[Stored data entries]
┏━━

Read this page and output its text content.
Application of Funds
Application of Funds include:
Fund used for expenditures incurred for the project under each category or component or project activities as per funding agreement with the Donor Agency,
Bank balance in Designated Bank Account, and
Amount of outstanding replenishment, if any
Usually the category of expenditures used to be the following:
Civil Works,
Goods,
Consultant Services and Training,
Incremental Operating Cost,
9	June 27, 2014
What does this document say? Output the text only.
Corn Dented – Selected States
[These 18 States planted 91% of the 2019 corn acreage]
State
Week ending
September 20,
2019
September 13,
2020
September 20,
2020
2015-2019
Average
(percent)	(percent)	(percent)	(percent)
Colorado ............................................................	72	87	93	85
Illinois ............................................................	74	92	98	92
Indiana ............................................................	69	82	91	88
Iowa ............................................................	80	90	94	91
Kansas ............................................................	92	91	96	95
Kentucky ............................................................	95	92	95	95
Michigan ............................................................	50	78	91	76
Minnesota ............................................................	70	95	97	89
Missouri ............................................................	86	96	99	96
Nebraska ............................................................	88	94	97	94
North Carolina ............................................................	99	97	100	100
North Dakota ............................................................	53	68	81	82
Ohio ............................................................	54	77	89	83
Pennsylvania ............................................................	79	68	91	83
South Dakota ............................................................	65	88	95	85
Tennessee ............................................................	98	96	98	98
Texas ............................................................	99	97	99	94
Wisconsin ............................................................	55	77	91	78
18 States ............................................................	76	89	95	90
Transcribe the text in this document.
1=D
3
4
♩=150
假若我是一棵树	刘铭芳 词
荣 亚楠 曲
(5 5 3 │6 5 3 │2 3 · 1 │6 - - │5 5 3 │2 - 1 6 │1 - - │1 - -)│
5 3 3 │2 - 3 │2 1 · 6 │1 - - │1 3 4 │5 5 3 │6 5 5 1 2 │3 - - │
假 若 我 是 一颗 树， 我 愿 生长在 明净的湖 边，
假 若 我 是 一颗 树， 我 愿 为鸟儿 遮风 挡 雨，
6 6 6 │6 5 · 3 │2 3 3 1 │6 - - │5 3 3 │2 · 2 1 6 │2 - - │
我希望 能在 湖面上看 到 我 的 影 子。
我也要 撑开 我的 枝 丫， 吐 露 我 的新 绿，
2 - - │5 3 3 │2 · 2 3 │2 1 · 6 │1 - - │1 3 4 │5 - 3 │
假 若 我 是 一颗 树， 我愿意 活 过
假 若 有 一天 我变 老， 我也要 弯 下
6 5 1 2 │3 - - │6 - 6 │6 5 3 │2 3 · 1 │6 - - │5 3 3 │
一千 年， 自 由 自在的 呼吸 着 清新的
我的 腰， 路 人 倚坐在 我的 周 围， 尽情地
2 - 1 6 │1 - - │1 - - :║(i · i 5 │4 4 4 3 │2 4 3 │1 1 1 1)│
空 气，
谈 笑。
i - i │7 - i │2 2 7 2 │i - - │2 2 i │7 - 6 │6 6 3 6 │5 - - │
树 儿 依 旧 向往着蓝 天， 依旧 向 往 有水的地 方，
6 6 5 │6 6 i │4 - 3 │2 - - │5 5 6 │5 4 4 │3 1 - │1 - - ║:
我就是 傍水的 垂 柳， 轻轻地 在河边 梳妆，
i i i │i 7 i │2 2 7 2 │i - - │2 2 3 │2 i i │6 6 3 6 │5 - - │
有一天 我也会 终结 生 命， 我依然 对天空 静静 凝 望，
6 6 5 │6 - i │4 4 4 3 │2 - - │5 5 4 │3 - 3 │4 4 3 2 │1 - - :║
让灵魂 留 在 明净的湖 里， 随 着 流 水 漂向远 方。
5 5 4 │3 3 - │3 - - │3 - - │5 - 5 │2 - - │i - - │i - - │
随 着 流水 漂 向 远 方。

┗━━

Written problem ▸
Output each record precisely as given.

Solved problem ▸
Read this page and output its text content.
Application of Funds
Application of Funds include:
Fund used for expenditures incurred for the project under each category or component or project activities as per funding agreement with the Donor Agency,
Bank balance in Designated Bank Account, and
Amount of outstanding replenishment, if any
Usually the category of expenditures used to be the following:
Civil Works,
Goods,
Consultant Services and Training,
Incremental Operating Cost,
9	June 27, 2014
What does this document say? Output the text only.
Corn Dented – Selected States
[These 18 States planted 91% of the 2019 corn acreage]
State
Week ending
September 20,
2019
September 13,
2020
September 20,
2020
2015-2019
Average
(percent)	(percent)	(percent)	(percent)
Colorado ............................................................	72	87	93	85
Illinois ............................................................	74	92	98	92
Indiana ............................................................	69	82	91	88
Iowa ............................................................	80	90	94	91
Kansas ............................................................	92	91	96	95
Kentucky ............................................................	95	92	95	95
Michigan ............................................................	50	78	91	76
Minnesota ............................................................	70	95	97	89
Missouri ............................................................	86	96	99	96
Nebraska ............................................................	88	94	97	94
North Carolina ............................................................	99	97	100	100
North Dakota ............................................................	53	68	81	82
Ohio ............................................................	54	77	89	83
Pennsylvania ............................................................	79	68	91	83
South Dakota ............................................................	65	88	95	85
Tennessee ............................................................	98	96	98	98
Texas ............................................................	99	97	99	94
Wisconsin ............................................................	55	77	91	78
18 States ............................................................	76	89	95	90
Transcribe the text in this document.
1=D
3
4
♩=150
假若我是一棵树	刘铭芳 词
荣 亚楠 曲
(5 5 3 │6 5 3 │2 3 · 1 │6 - - │5 5 3 │2 - 1 6 │1 - - │1 - -)│
5 3 3 │2 - 3 │2 1 · 6 │1 - - │1 3 4 │5 5 3 │6 5 5 1 2 │3 - - │
假 若 我 是 一颗 树， 我 愿 生长在 明净的湖 边，
假 若 我 是 一颗 树， 我 愿 为鸟儿 遮风 挡 雨，
6 6 6 │6 5 · 3 │2 3 3 1 │6 - - │5 3 3 │2 · 2 1 6 │2 - - │
我希望 能在 湖面上看 到 我 的 影 子。
我也要 撑开 我的 枝 丫， 吐 露 我 的新 绿，
2 - - │5 3 3 │2 · 2 3 │2 1 · 6 │1 - - │1 3 4 │5 - 3 │
假 若 我 是 一颗 树， 我愿意 活 过
假 若 有 一天 我变 老， 我也要 弯 下
6 5 1 2 │3 - - │6 - 6 │6 5 3 │2 3 · 1 │6 - - │5 3 3 │
一千 年， 自 由 自在的 呼吸 着 清新的
我的 腰， 路 人 倚坐在 我的 周 围， 尽情地
2 - 1 6 │1 - - │1 - - :║(i · i 5 │4 4 4 3 │2 4 3 │1 1 1 1)│
空 气，
谈 笑。
i - i │7 - i │2 2 7 2 │i - - │2 2 i │7 - 6 │6 6 3 6 │5 - - │
树 儿 依 旧 向往着蓝 天， 依旧 向 往 有水的地 方，
6 6 5 │6 6 i │4 - 3 │2 - - │5 5 6 │5 4 4 │3 1 - │1 - - ║:
我就是 傍水的 垂 柳， 轻轻地 在河边 梳妆，
i i i │i 7 i │2 2 7 2 │i - - │2 2 3 │2 i i │6 6 3 6 │5 - - │
有一天 我也会 终结 生 命， 我依然 对天空 静静 凝 望，
6 6 5 │6 - i │4 4 4 3 │2 - - │5 5 4 │3 - 3 │4 4 3 2 │1 - - :║
让灵魂 留 在 明净的湖 里， 随 着 流 水 漂向远 方。
5 5 4 │3 3 - │3 - - │3 - - │5 - 5 │2 - - │i - - │i - - │
随 着 流水 漂 向 远 方。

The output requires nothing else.